> Input records
-*-*-
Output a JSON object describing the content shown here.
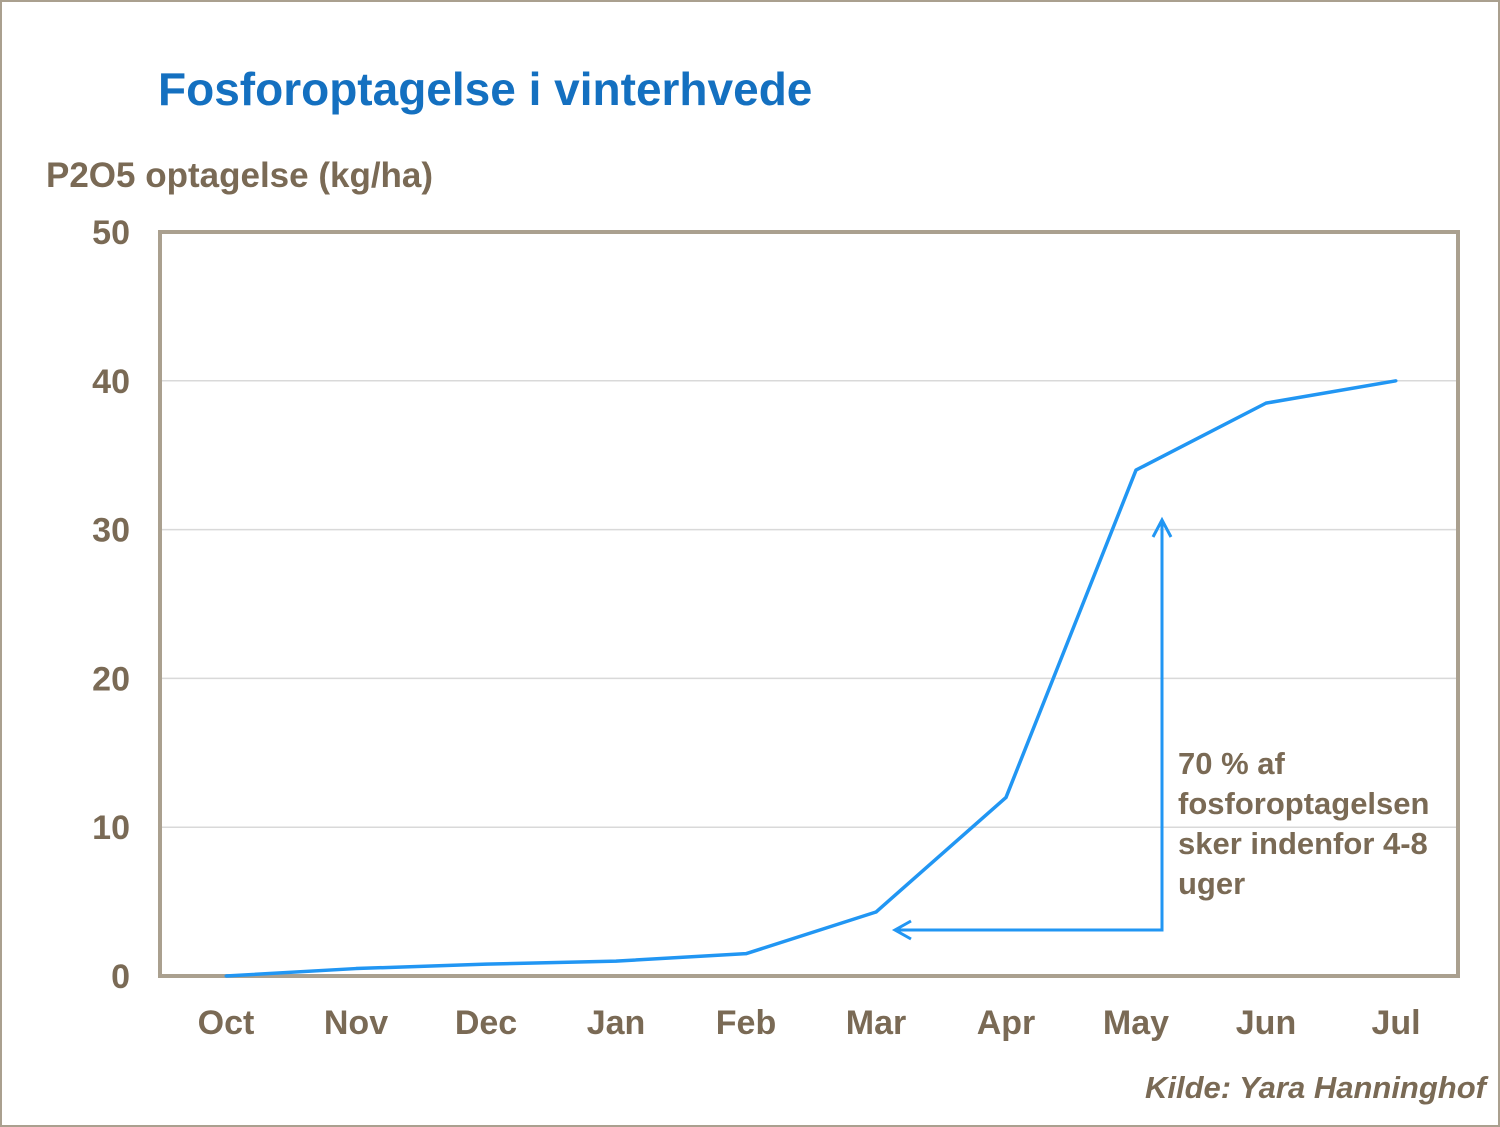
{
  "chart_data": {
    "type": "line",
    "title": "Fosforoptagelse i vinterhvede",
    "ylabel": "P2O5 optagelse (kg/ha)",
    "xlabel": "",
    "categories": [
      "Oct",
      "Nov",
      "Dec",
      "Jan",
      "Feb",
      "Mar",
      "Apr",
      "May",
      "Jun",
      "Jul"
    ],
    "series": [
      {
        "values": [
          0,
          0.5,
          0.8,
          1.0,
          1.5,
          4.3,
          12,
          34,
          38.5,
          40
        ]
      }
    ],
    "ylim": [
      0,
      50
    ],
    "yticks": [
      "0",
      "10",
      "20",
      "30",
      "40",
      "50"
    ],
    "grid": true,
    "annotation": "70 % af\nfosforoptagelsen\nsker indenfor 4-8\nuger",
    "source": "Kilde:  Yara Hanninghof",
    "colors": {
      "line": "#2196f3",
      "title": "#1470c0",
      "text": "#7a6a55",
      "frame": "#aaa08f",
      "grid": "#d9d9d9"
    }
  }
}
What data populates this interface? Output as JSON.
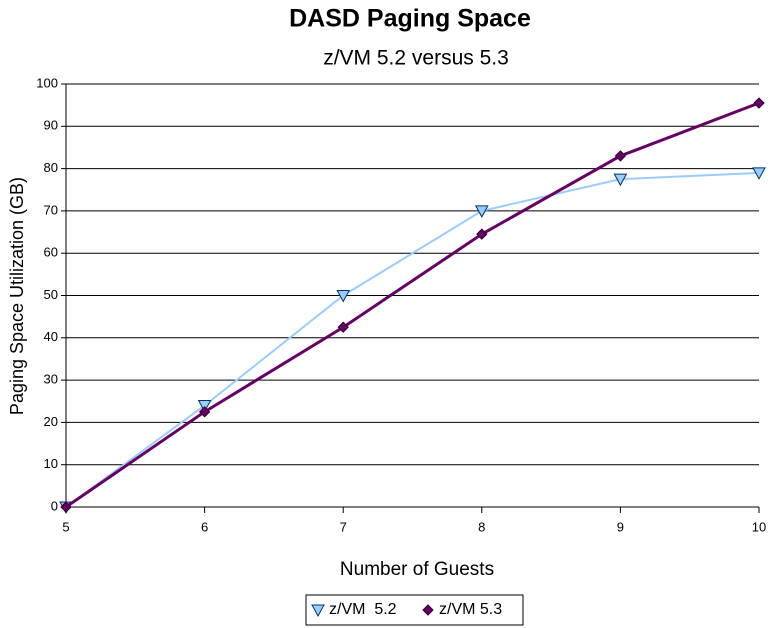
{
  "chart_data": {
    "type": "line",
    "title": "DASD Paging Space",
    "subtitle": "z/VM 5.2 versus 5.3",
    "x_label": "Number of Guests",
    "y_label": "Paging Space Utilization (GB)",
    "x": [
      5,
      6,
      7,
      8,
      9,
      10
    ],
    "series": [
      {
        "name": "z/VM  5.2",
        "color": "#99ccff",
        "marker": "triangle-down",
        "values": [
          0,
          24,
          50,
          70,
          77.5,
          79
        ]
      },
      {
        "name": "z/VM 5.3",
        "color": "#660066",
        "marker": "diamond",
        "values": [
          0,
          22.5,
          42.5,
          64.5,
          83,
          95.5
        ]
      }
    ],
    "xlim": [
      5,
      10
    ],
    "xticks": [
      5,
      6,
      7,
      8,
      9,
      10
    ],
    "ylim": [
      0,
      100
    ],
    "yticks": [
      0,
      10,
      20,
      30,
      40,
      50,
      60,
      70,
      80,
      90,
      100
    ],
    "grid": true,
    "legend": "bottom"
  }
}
-*-*-
> Exercise
Omitting all images, print the listing exactly.

> Solution for this exercise
Output a JSON object describing the content shown here.
{
  "chart_data": {
    "type": "line",
    "title": "Fosforoptagelse i vinterhvede",
    "ylabel": "P2O5 optagelse (kg/ha)",
    "xlabel": "",
    "categories": [
      "Oct",
      "Nov",
      "Dec",
      "Jan",
      "Feb",
      "Mar",
      "Apr",
      "May",
      "Jun",
      "Jul"
    ],
    "series": [
      {
        "values": [
          0,
          0.5,
          0.8,
          1.0,
          1.5,
          4.3,
          12,
          34,
          38.5,
          40
        ]
      }
    ],
    "ylim": [
      0,
      50
    ],
    "yticks": [
      "0",
      "10",
      "20",
      "30",
      "40",
      "50"
    ],
    "grid": true,
    "annotation": "70 % af\nfosforoptagelsen\nsker indenfor 4-8\nuger",
    "source": "Kilde:  Yara Hanninghof",
    "colors": {
      "line": "#2196f3",
      "title": "#1470c0",
      "text": "#7a6a55",
      "frame": "#aaa08f",
      "grid": "#d9d9d9"
    }
  }
}
What data populates this interface? Output as JSON.
{
  "chart_data": {
    "type": "line",
    "title": "DASD Paging Space",
    "subtitle": "z/VM 5.2 versus 5.3",
    "x_label": "Number of Guests",
    "y_label": "Paging Space Utilization (GB)",
    "x": [
      5,
      6,
      7,
      8,
      9,
      10
    ],
    "series": [
      {
        "name": "z/VM  5.2",
        "color": "#99ccff",
        "marker": "triangle-down",
        "values": [
          0,
          24,
          50,
          70,
          77.5,
          79
        ]
      },
      {
        "name": "z/VM 5.3",
        "color": "#660066",
        "marker": "diamond",
        "values": [
          0,
          22.5,
          42.5,
          64.5,
          83,
          95.5
        ]
      }
    ],
    "xlim": [
      5,
      10
    ],
    "xticks": [
      5,
      6,
      7,
      8,
      9,
      10
    ],
    "ylim": [
      0,
      100
    ],
    "yticks": [
      0,
      10,
      20,
      30,
      40,
      50,
      60,
      70,
      80,
      90,
      100
    ],
    "grid": true,
    "legend": "bottom"
  }
}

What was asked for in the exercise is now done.